begin
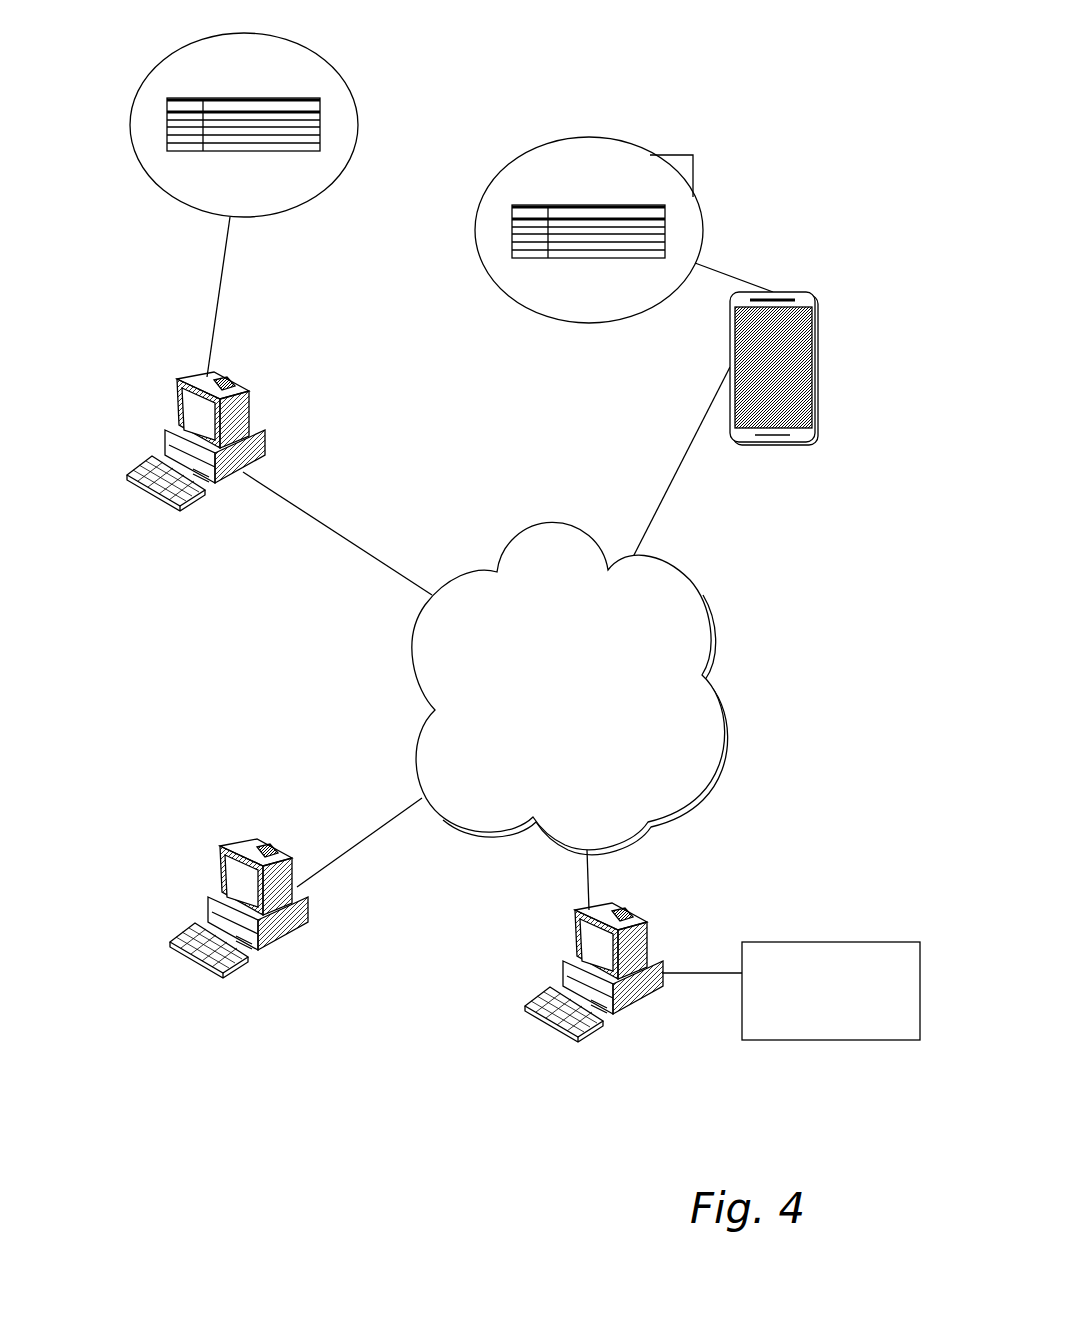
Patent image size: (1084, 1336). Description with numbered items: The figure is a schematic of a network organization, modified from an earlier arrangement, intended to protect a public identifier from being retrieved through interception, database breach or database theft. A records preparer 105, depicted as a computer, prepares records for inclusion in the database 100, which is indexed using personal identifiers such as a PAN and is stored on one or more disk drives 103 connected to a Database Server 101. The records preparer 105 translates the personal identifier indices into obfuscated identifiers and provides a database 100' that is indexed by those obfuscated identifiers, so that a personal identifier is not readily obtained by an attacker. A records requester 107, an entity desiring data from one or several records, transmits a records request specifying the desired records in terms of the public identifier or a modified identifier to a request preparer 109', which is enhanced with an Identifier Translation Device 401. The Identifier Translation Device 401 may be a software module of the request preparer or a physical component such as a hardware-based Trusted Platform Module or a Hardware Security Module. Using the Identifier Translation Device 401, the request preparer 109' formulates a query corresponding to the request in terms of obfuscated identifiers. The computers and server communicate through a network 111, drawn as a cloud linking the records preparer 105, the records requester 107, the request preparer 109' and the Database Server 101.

The database 100 is at (181, 136).
The database indexed by obfuscated identifiers 100' is at (525, 243).
The disk drives 103 is at (165, 185).
The records preparer 105 is at (198, 377).
The records requester 107 is at (228, 842).
The request preparer 109' is at (612, 977).
The Database Server 101 is at (778, 292).
The network 111 is at (410, 643).
The Identifier Translation Device 401 is at (880, 1040).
end
Rewrite every line of the records, replacing "schematic" with "diagram" and leaving everything else the same. Leave out the pictures.

◆ OUTPUT OF THE EXERCISE:
Patent image size: (1084, 1336). Description with numbered items: The figure is a diagram of a network organization, modified from an earlier arrangement, intended to protect a public identifier from being retrieved through interception, database breach or database theft. A records preparer 105, depicted as a computer, prepares records for inclusion in the database 100, which is indexed using personal identifiers such as a PAN and is stored on one or more disk drives 103 connected to a Database Server 101. The records preparer 105 translates the personal identifier indices into obfuscated identifiers and provides a database 100' that is indexed by those obfuscated identifiers, so that a personal identifier is not readily obtained by an attacker. A records requester 107, an entity desiring data from one or several records, transmits a records request specifying the desired records in terms of the public identifier or a modified identifier to a request preparer 109', which is enhanced with an Identifier Translation Device 401. The Identifier Translation Device 401 may be a software module of the request preparer or a physical component such as a hardware-based Trusted Platform Module or a Hardware Security Module. Using the Identifier Translation Device 401, the request preparer 109' formulates a query corresponding to the request in terms of obfuscated identifiers. The computers and server communicate through a network 111, drawn as a cloud linking the records preparer 105, the records requester 107, the request preparer 109' and the Database Server 101.

The database 100 is at (181, 136).
The database indexed by obfuscated identifiers 100' is at (525, 243).
The disk drives 103 is at (165, 185).
The records preparer 105 is at (198, 377).
The records requester 107 is at (228, 842).
The request preparer 109' is at (612, 977).
The Database Server 101 is at (778, 292).
The network 111 is at (410, 643).
The Identifier Translation Device 401 is at (880, 1040).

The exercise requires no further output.